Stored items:
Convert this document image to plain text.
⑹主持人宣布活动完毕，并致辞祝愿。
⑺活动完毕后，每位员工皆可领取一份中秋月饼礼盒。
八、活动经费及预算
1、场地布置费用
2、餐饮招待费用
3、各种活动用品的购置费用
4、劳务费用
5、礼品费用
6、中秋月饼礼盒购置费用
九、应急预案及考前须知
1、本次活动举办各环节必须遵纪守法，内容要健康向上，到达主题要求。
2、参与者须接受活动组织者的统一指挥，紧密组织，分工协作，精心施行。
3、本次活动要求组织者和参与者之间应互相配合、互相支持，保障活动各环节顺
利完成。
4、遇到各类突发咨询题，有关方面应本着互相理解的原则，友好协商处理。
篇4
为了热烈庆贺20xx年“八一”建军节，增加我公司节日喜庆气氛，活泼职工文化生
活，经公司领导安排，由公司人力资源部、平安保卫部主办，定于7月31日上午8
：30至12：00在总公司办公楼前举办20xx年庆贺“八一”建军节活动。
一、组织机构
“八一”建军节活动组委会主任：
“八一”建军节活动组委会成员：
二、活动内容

_WHAT YOU WILL DO:_
Please quote the records above exactly, without skipping a line.

_SOLUTION:_
Convert this document image to plain text.
⑹主持人宣布活动完毕，并致辞祝愿。
⑺活动完毕后，每位员工皆可领取一份中秋月饼礼盒。
八、活动经费及预算
1、场地布置费用
2、餐饮招待费用
3、各种活动用品的购置费用
4、劳务费用
5、礼品费用
6、中秋月饼礼盒购置费用
九、应急预案及考前须知
1、本次活动举办各环节必须遵纪守法，内容要健康向上，到达主题要求。
2、参与者须接受活动组织者的统一指挥，紧密组织，分工协作，精心施行。
3、本次活动要求组织者和参与者之间应互相配合、互相支持，保障活动各环节顺
利完成。
4、遇到各类突发咨询题，有关方面应本着互相理解的原则，友好协商处理。
篇4
为了热烈庆贺20xx年“八一”建军节，增加我公司节日喜庆气氛，活泼职工文化生
活，经公司领导安排，由公司人力资源部、平安保卫部主办，定于7月31日上午8
：30至12：00在总公司办公楼前举办20xx年庆贺“八一”建军节活动。
一、组织机构
“八一”建军节活动组委会主任：
“八一”建军节活动组委会成员：
二、活动内容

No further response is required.